┏━━
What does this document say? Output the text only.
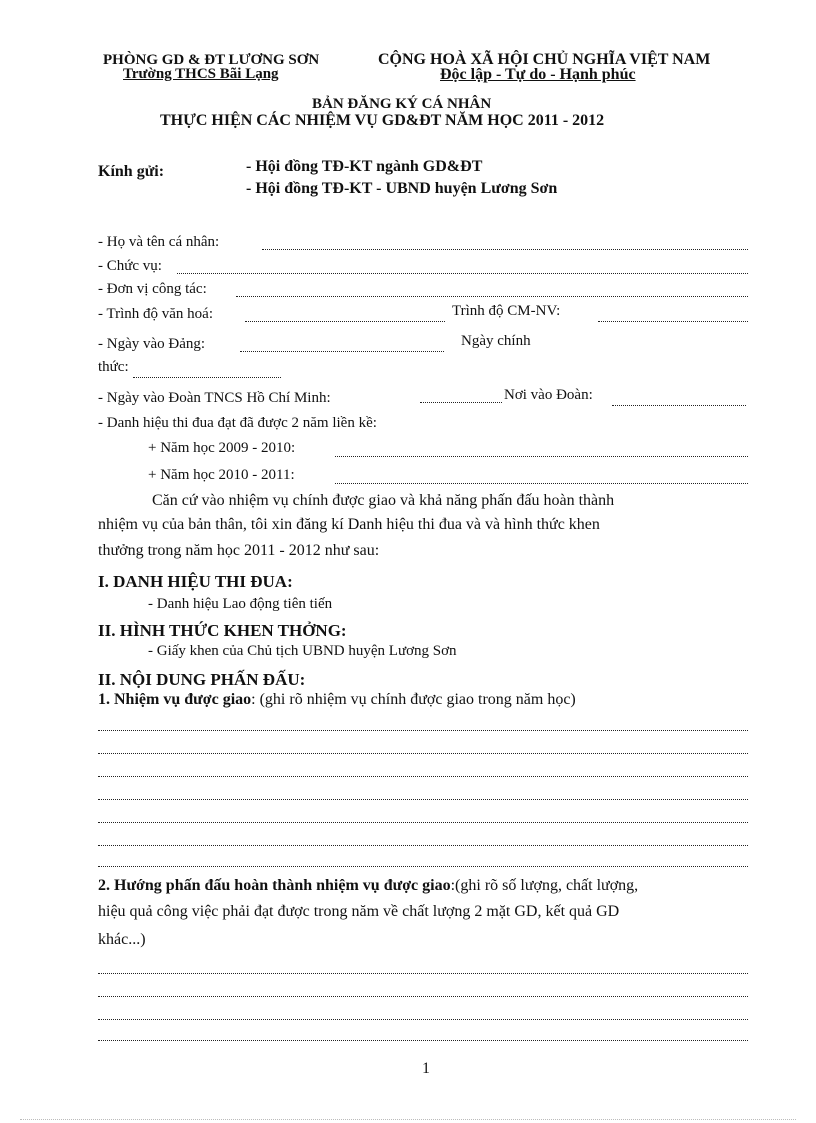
PHÒNG GD & ĐT LƯƠNG SƠN
Trường THCS Bãi Lạng
CỘNG HOÀ XÃ HỘI CHỦ NGHĨA VIỆT NAM
Độc lập - Tự do - Hạnh phúc
BẢN ĐĂNG KÝ CÁ NHÂN
THỰC HIỆN CÁC NHIỆM VỤ GD&ĐT NĂM HỌC 2011 - 2012
Kính gửi:	- Hội đồng TĐ-KT ngành GD&ĐT
- Hội đồng TĐ-KT - UBND huyện Lương Sơn
- Họ và tên cá nhân:
- Chức vụ:
- Đơn vị công tác:
- Trình độ văn hoá:	Trình độ CM-NV:
- Ngày vào Đảng:	Ngày chính
thức:
- Ngày vào Đoàn TNCS Hồ Chí Minh:	Nơi vào Đoàn:
- Danh hiệu thi đua đạt đã được 2 năm liền kề:
+ Năm học 2009 - 2010:
+ Năm học 2010 - 2011:
Căn cứ vào nhiệm vụ chính được giao và khả năng phấn đấu hoàn thành
nhiệm vụ của bản thân, tôi xin đăng kí Danh hiệu thi đua và và hình thức khen
thưởng trong năm học 2011 - 2012 như sau:
I. DANH HIỆU THI ĐUA:
- Danh hiệu Lao động tiên tiến
II. HÌNH THỨC KHEN THỞNG:
- Giấy khen của Chủ tịch UBND huyện Lương Sơn
II. NỘI DUNG PHẤN ĐẤU:
1. Nhiệm vụ được giao: (ghi rõ nhiệm vụ chính được giao trong năm học)
2. Hướng phấn đấu hoàn thành nhiệm vụ được giao:(ghi rõ số lượng, chất lượng,
hiệu quả công việc phải đạt được trong năm về chất lượng 2 mặt GD, kết quả GD
khác...)
1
┗━━
Strip the images and reproduce the remaining records precisely.

What does this document say? Output the text only.
PHÒNG GD & ĐT LƯƠNG SƠN
Trường THCS Bãi Lạng
CỘNG HOÀ XÃ HỘI CHỦ NGHĨA VIỆT NAM
Độc lập - Tự do - Hạnh phúc
BẢN ĐĂNG KÝ CÁ NHÂN
THỰC HIỆN CÁC NHIỆM VỤ GD&ĐT NĂM HỌC 2011 - 2012
Kính gửi:	- Hội đồng TĐ-KT ngành GD&ĐT
- Hội đồng TĐ-KT - UBND huyện Lương Sơn
- Họ và tên cá nhân:
- Chức vụ:
- Đơn vị công tác:
- Trình độ văn hoá:	Trình độ CM-NV:
- Ngày vào Đảng:	Ngày chính
thức:
- Ngày vào Đoàn TNCS Hồ Chí Minh:	Nơi vào Đoàn:
- Danh hiệu thi đua đạt đã được 2 năm liền kề:
+ Năm học 2009 - 2010:
+ Năm học 2010 - 2011:
Căn cứ vào nhiệm vụ chính được giao và khả năng phấn đấu hoàn thành
nhiệm vụ của bản thân, tôi xin đăng kí Danh hiệu thi đua và và hình thức khen
thưởng trong năm học 2011 - 2012 như sau:
I. DANH HIỆU THI ĐUA:
- Danh hiệu Lao động tiên tiến
II. HÌNH THỨC KHEN THỞNG:
- Giấy khen của Chủ tịch UBND huyện Lương Sơn
II. NỘI DUNG PHẤN ĐẤU:
1. Nhiệm vụ được giao: (ghi rõ nhiệm vụ chính được giao trong năm học)
2. Hướng phấn đấu hoàn thành nhiệm vụ được giao:(ghi rõ số lượng, chất lượng,
hiệu quả công việc phải đạt được trong năm về chất lượng 2 mặt GD, kết quả GD
khác...)
1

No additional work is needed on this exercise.